>> Begin Stored records
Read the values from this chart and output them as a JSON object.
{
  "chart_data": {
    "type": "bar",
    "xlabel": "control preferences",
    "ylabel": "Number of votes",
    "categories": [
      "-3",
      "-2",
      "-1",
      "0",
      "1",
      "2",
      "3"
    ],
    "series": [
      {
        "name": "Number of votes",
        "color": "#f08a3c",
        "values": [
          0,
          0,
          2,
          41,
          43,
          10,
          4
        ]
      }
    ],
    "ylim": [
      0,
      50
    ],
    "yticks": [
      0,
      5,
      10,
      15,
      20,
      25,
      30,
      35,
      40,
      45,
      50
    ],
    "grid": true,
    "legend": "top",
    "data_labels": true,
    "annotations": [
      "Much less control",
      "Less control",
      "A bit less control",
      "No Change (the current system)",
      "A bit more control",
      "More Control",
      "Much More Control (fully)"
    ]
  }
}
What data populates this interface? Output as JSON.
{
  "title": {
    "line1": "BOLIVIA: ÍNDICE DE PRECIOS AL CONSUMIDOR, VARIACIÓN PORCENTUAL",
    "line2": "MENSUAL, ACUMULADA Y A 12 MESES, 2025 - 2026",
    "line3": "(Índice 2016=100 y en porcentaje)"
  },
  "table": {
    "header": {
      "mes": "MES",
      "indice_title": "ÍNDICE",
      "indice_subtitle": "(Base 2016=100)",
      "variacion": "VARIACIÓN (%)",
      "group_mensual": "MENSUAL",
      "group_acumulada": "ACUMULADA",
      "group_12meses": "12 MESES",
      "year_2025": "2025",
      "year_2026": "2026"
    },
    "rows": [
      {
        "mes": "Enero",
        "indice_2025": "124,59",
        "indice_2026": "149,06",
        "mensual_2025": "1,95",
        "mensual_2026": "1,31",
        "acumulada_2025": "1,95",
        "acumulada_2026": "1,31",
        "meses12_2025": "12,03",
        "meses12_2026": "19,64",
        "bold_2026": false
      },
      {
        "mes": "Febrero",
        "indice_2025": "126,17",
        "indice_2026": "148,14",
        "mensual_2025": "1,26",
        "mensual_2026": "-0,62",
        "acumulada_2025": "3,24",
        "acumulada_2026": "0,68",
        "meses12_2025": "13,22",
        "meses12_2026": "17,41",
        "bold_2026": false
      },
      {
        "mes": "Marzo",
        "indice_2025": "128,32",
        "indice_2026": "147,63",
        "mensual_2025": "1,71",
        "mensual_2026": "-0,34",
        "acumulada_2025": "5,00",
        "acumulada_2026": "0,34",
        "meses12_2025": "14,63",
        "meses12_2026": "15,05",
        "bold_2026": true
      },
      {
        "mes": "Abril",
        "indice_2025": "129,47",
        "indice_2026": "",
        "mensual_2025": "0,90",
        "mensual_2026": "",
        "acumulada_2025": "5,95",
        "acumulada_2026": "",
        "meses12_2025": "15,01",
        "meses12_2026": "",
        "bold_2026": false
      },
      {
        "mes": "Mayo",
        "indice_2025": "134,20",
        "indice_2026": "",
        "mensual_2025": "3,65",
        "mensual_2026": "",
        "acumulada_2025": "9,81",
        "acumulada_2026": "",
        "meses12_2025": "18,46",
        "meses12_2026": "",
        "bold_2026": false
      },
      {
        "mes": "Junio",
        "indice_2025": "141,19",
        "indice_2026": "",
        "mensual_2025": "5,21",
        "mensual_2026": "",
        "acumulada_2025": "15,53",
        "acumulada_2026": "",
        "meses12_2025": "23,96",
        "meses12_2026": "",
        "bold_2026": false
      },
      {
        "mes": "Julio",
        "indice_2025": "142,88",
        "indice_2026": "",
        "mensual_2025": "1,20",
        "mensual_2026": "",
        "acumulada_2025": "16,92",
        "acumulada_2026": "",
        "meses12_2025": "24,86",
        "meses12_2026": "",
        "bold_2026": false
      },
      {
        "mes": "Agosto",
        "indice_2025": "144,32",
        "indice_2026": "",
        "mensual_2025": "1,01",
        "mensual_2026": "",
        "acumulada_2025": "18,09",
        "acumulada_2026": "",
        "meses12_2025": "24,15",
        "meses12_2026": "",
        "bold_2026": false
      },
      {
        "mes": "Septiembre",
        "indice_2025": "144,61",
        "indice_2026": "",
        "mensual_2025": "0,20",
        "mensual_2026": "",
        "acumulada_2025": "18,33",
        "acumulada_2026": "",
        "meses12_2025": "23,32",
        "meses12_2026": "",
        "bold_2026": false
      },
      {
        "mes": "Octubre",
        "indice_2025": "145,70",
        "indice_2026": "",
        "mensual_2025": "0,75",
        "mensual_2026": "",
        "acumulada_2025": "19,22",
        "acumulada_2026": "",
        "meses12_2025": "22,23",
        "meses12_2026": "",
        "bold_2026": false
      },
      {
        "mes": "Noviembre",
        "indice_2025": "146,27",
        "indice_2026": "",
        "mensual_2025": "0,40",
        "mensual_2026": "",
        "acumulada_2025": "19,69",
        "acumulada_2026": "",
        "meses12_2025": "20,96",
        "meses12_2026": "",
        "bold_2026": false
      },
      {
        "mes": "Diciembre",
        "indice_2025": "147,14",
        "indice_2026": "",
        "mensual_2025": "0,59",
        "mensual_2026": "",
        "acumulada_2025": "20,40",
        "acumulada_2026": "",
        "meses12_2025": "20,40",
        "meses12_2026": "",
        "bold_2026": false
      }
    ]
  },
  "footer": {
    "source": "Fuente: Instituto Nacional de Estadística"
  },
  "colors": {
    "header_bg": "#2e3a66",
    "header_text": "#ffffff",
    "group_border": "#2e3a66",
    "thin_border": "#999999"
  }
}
>> End Stored records
■ **Task to carry out**
Output the listing above word for word.

■ **Exercise response**
Read the values from this chart and output them as a JSON object.
{
  "chart_data": {
    "type": "bar",
    "xlabel": "control preferences",
    "ylabel": "Number of votes",
    "categories": [
      "-3",
      "-2",
      "-1",
      "0",
      "1",
      "2",
      "3"
    ],
    "series": [
      {
        "name": "Number of votes",
        "color": "#f08a3c",
        "values": [
          0,
          0,
          2,
          41,
          43,
          10,
          4
        ]
      }
    ],
    "ylim": [
      0,
      50
    ],
    "yticks": [
      0,
      5,
      10,
      15,
      20,
      25,
      30,
      35,
      40,
      45,
      50
    ],
    "grid": true,
    "legend": "top",
    "data_labels": true,
    "annotations": [
      "Much less control",
      "Less control",
      "A bit less control",
      "No Change (the current system)",
      "A bit more control",
      "More Control",
      "Much More Control (fully)"
    ]
  }
}
What data populates this interface? Output as JSON.
{
  "title": {
    "line1": "BOLIVIA: ÍNDICE DE PRECIOS AL CONSUMIDOR, VARIACIÓN PORCENTUAL",
    "line2": "MENSUAL, ACUMULADA Y A 12 MESES, 2025 - 2026",
    "line3": "(Índice 2016=100 y en porcentaje)"
  },
  "table": {
    "header": {
      "mes": "MES",
      "indice_title": "ÍNDICE",
      "indice_subtitle": "(Base 2016=100)",
      "variacion": "VARIACIÓN (%)",
      "group_mensual": "MENSUAL",
      "group_acumulada": "ACUMULADA",
      "group_12meses": "12 MESES",
      "year_2025": "2025",
      "year_2026": "2026"
    },
    "rows": [
      {
        "mes": "Enero",
        "indice_2025": "124,59",
        "indice_2026": "149,06",
        "mensual_2025": "1,95",
        "mensual_2026": "1,31",
        "acumulada_2025": "1,95",
        "acumulada_2026": "1,31",
        "meses12_2025": "12,03",
        "meses12_2026": "19,64",
        "bold_2026": false
      },
      {
        "mes": "Febrero",
        "indice_2025": "126,17",
        "indice_2026": "148,14",
        "mensual_2025": "1,26",
        "mensual_2026": "-0,62",
        "acumulada_2025": "3,24",
        "acumulada_2026": "0,68",
        "meses12_2025": "13,22",
        "meses12_2026": "17,41",
        "bold_2026": false
      },
      {
        "mes": "Marzo",
        "indice_2025": "128,32",
        "indice_2026": "147,63",
        "mensual_2025": "1,71",
        "mensual_2026": "-0,34",
        "acumulada_2025": "5,00",
        "acumulada_2026": "0,34",
        "meses12_2025": "14,63",
        "meses12_2026": "15,05",
        "bold_2026": true
      },
      {
        "mes": "Abril",
        "indice_2025": "129,47",
        "indice_2026": "",
        "mensual_2025": "0,90",
        "mensual_2026": "",
        "acumulada_2025": "5,95",
        "acumulada_2026": "",
        "meses12_2025": "15,01",
        "meses12_2026": "",
        "bold_2026": false
      },
      {
        "mes": "Mayo",
        "indice_2025": "134,20",
        "indice_2026": "",
        "mensual_2025": "3,65",
        "mensual_2026": "",
        "acumulada_2025": "9,81",
        "acumulada_2026": "",
        "meses12_2025": "18,46",
        "meses12_2026": "",
        "bold_2026": false
      },
      {
        "mes": "Junio",
        "indice_2025": "141,19",
        "indice_2026": "",
        "mensual_2025": "5,21",
        "mensual_2026": "",
        "acumulada_2025": "15,53",
        "acumulada_2026": "",
        "meses12_2025": "23,96",
        "meses12_2026": "",
        "bold_2026": false
      },
      {
        "mes": "Julio",
        "indice_2025": "142,88",
        "indice_2026": "",
        "mensual_2025": "1,20",
        "mensual_2026": "",
        "acumulada_2025": "16,92",
        "acumulada_2026": "",
        "meses12_2025": "24,86",
        "meses12_2026": "",
        "bold_2026": false
      },
      {
        "mes": "Agosto",
        "indice_2025": "144,32",
        "indice_2026": "",
        "mensual_2025": "1,01",
        "mensual_2026": "",
        "acumulada_2025": "18,09",
        "acumulada_2026": "",
        "meses12_2025": "24,15",
        "meses12_2026": "",
        "bold_2026": false
      },
      {
        "mes": "Septiembre",
        "indice_2025": "144,61",
        "indice_2026": "",
        "mensual_2025": "0,20",
        "mensual_2026": "",
        "acumulada_2025": "18,33",
        "acumulada_2026": "",
        "meses12_2025": "23,32",
        "meses12_2026": "",
        "bold_2026": false
      },
      {
        "mes": "Octubre",
        "indice_2025": "145,70",
        "indice_2026": "",
        "mensual_2025": "0,75",
        "mensual_2026": "",
        "acumulada_2025": "19,22",
        "acumulada_2026": "",
        "meses12_2025": "22,23",
        "meses12_2026": "",
        "bold_2026": false
      },
      {
        "mes": "Noviembre",
        "indice_2025": "146,27",
        "indice_2026": "",
        "mensual_2025": "0,40",
        "mensual_2026": "",
        "acumulada_2025": "19,69",
        "acumulada_2026": "",
        "meses12_2025": "20,96",
        "meses12_2026": "",
        "bold_2026": false
      },
      {
        "mes": "Diciembre",
        "indice_2025": "147,14",
        "indice_2026": "",
        "mensual_2025": "0,59",
        "mensual_2026": "",
        "acumulada_2025": "20,40",
        "acumulada_2026": "",
        "meses12_2025": "20,40",
        "meses12_2026": "",
        "bold_2026": false
      }
    ]
  },
  "footer": {
    "source": "Fuente: Instituto Nacional de Estadística"
  },
  "colors": {
    "header_bg": "#2e3a66",
    "header_text": "#ffffff",
    "group_border": "#2e3a66",
    "thin_border": "#999999"
  }
}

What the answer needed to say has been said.